### PROBLEM STATEMENT
In the short biographies, since what year has Adrian Schwaninger been Head of the institute?

### PASSAGE SHOWN
'''

Nicole Hättenschwiler is a PhD student working at the University of Applied Sciences and Arts, Northwestern Switzerland, in the field of human factors in aviation security. She obtained her Master of Science in Psychology from the University of Bern in 2014.
Marcia Mendes earned her PhD in the field of human factors in aviation security from the University of Basel in 2016.
Adrian Schwaninger received his PhD in psychology from the University of Zurich in 2003. Since 2008, he has been Professor of Psychology at the Institute Humans in Complex Systems of the School of Applied Psychology of the University of Applied Sciences and Arts Northwestern Switzerland. Since 2009, he has been the Head of this Institute.

'''

### DATA LISTING

'''

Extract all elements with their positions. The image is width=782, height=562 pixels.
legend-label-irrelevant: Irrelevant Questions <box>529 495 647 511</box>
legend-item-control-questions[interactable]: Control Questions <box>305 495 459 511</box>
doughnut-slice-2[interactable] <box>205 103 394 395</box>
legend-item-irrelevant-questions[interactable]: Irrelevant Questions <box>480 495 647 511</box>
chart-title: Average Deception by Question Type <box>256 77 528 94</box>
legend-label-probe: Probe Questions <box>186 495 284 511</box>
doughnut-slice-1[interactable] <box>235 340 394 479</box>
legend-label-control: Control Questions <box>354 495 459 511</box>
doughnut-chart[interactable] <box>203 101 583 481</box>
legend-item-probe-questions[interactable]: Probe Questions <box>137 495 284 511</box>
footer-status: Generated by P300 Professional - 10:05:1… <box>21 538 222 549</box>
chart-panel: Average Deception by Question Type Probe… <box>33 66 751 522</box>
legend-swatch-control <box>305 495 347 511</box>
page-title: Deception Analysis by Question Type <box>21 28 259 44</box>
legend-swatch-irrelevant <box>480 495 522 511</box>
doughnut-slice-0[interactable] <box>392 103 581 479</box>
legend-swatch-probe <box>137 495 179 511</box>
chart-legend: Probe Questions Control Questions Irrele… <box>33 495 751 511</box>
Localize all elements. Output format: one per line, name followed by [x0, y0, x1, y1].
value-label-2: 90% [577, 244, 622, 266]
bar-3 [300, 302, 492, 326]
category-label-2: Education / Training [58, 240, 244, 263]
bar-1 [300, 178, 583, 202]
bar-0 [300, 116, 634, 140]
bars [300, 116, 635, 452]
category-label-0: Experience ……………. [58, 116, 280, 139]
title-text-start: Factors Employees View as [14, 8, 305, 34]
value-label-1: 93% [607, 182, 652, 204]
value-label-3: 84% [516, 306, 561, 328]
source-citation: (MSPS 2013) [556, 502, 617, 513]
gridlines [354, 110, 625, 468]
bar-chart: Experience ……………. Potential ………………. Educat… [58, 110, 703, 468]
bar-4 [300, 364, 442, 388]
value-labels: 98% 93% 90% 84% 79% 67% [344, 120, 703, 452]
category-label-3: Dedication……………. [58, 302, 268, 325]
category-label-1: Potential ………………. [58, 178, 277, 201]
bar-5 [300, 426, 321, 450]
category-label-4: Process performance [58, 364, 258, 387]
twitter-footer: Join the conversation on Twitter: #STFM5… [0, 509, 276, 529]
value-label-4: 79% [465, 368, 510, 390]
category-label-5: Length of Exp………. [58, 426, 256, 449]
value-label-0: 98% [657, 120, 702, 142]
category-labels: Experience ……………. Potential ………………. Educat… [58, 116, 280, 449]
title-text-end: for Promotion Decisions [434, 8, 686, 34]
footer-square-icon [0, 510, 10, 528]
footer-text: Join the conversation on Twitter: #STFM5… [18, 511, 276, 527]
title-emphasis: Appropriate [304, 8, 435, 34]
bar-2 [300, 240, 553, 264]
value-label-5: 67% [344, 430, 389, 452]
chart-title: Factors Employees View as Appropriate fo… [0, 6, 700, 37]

'''

### RESULT OF THIS EXERCISE
Since 2009.